- **What you are asked to do**: Search the data for the word "name". Reproduce every line where it is found.

- **Records about charts and figures**:
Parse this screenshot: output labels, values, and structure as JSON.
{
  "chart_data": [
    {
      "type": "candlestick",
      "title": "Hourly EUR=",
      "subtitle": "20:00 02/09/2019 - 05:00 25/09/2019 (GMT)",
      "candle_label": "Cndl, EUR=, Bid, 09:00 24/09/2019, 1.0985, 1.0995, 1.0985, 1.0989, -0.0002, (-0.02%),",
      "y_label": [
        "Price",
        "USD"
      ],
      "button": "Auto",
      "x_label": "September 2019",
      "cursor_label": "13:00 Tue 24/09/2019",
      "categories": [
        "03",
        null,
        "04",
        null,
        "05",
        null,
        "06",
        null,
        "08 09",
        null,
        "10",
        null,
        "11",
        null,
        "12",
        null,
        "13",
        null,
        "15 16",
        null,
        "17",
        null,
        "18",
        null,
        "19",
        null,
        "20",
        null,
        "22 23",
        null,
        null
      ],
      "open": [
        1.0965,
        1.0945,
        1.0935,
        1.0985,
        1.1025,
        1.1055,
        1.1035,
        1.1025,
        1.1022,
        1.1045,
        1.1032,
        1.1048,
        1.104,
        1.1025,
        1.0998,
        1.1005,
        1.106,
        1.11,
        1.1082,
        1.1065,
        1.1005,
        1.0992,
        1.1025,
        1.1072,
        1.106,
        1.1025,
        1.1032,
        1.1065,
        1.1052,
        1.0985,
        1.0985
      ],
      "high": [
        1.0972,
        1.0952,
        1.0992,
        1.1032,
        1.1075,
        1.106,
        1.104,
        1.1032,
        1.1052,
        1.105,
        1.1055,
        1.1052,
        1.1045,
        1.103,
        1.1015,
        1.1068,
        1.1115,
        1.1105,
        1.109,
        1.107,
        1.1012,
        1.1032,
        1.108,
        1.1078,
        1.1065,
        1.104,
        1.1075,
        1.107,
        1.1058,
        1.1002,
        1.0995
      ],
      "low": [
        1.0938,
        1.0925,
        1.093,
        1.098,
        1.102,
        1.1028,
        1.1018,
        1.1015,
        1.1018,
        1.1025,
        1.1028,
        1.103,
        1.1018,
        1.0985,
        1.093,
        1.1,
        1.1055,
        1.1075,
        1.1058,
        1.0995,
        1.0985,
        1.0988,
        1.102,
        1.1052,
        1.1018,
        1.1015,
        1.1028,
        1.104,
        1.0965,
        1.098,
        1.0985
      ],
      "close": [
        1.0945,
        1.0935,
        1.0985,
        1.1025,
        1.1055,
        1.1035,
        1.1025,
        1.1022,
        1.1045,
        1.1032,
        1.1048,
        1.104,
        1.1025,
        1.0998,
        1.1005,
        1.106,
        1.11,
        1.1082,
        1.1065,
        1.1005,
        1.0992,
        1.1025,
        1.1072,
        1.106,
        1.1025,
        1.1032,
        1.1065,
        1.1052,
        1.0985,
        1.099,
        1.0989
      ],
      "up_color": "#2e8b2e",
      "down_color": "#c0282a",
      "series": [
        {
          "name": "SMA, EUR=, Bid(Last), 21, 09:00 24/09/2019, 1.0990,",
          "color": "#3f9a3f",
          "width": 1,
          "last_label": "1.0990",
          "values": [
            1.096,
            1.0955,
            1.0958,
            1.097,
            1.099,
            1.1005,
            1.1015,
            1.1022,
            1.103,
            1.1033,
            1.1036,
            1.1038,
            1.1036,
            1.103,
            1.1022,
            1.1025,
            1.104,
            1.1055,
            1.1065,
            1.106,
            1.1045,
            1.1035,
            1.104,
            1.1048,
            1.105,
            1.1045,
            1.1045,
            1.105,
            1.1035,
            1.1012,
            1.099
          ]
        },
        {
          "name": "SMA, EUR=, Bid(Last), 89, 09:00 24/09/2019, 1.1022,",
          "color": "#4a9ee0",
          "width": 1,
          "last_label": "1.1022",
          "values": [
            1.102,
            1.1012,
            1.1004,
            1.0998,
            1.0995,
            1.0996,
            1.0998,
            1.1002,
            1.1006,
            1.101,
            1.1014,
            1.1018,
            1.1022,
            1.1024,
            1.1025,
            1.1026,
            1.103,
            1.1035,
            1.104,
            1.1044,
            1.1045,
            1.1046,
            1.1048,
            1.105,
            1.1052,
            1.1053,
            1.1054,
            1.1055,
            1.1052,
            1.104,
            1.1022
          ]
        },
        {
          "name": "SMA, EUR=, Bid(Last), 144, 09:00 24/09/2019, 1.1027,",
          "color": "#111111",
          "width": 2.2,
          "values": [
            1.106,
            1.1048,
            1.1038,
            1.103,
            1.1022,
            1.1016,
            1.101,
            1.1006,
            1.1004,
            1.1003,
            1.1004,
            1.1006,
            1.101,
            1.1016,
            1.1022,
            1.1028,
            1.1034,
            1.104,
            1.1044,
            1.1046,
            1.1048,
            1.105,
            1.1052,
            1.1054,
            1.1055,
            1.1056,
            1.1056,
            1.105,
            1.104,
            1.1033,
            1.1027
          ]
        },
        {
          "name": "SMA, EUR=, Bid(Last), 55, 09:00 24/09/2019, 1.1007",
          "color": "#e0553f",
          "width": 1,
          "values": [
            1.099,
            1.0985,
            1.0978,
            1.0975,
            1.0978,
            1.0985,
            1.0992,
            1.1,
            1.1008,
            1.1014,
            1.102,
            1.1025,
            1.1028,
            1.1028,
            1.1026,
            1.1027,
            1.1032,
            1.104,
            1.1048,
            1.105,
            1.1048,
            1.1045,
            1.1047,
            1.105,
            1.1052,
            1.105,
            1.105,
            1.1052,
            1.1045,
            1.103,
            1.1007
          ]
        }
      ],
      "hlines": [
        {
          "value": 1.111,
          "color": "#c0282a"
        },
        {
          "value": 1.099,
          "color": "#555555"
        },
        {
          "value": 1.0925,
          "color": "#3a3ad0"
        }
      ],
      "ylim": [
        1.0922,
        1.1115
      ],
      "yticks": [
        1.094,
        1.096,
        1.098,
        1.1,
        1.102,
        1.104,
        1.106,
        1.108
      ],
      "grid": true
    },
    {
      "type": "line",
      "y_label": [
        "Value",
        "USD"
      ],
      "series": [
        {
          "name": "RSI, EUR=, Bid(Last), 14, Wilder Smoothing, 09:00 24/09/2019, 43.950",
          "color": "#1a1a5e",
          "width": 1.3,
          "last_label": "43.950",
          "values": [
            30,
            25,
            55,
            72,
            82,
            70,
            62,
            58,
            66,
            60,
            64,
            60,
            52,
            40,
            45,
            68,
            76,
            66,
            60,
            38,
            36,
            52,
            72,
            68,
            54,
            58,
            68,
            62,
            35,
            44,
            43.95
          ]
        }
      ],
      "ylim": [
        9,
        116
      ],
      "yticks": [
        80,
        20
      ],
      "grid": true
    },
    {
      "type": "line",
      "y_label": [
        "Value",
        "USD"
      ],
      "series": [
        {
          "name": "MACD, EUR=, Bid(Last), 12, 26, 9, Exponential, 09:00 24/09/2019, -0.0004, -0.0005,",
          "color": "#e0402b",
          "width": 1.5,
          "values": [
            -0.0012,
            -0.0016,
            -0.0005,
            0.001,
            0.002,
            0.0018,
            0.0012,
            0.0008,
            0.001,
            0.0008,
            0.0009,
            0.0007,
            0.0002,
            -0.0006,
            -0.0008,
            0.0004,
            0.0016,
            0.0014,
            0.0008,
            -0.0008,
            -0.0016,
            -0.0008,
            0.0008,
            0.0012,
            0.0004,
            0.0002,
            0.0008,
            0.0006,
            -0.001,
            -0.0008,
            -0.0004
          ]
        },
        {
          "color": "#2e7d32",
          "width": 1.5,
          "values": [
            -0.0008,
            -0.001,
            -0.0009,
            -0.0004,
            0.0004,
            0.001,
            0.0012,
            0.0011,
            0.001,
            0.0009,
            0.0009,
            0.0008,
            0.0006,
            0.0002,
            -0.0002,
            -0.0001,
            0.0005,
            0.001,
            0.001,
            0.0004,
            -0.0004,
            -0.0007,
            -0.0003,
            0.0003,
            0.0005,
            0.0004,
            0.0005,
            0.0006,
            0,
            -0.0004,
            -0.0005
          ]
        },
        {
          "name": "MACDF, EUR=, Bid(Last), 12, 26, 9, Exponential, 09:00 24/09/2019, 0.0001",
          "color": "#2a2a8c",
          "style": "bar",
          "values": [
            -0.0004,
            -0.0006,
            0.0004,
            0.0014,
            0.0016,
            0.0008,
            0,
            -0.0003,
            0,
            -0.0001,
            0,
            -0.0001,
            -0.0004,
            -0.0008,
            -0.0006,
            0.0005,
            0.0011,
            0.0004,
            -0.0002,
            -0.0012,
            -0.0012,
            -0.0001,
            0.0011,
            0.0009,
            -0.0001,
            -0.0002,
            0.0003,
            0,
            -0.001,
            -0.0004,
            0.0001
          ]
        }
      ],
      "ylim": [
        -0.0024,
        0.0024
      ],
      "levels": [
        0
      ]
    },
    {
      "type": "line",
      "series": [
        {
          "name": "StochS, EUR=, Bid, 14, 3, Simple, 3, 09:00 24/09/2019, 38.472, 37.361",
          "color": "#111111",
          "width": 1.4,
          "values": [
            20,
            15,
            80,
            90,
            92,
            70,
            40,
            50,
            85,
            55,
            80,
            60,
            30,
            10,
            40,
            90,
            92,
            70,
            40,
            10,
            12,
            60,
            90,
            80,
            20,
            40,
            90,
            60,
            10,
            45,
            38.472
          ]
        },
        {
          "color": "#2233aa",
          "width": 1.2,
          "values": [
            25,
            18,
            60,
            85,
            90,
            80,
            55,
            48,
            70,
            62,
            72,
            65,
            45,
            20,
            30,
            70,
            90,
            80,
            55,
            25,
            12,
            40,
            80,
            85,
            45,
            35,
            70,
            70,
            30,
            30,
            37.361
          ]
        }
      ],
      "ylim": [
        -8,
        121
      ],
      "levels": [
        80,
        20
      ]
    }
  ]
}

- **Completed task**:
          "name": "SMA, EUR=, Bid(Last), 21, 09:00 24/09/2019, 1.0990,",
          "name": "SMA, EUR=, Bid(Last), 89, 09:00 24/09/2019, 1.1022,",
          "name": "SMA, EUR=, Bid(Last), 144, 09:00 24/09/2019, 1.1027,",
          "name": "SMA, EUR=, Bid(Last), 55, 09:00 24/09/2019, 1.1007",
          "name": "RSI, EUR=, Bid(Last), 14, Wilder Smoothing, 09:00 24/09/2019, 43.950",
          "name": "MACD, EUR=, Bid(Last), 12, 26, 9, Exponential, 09:00 24/09/2019, -0.0004, -0.0005,",
          "name": "MACDF, EUR=, Bid(Last), 12, 26, 9, Exponential, 09:00 24/09/2019, 0.0001",
          "name": "StochS, EUR=, Bid, 14, 3, Simple, 3, 09:00 24/09/2019, 38.472, 37.361",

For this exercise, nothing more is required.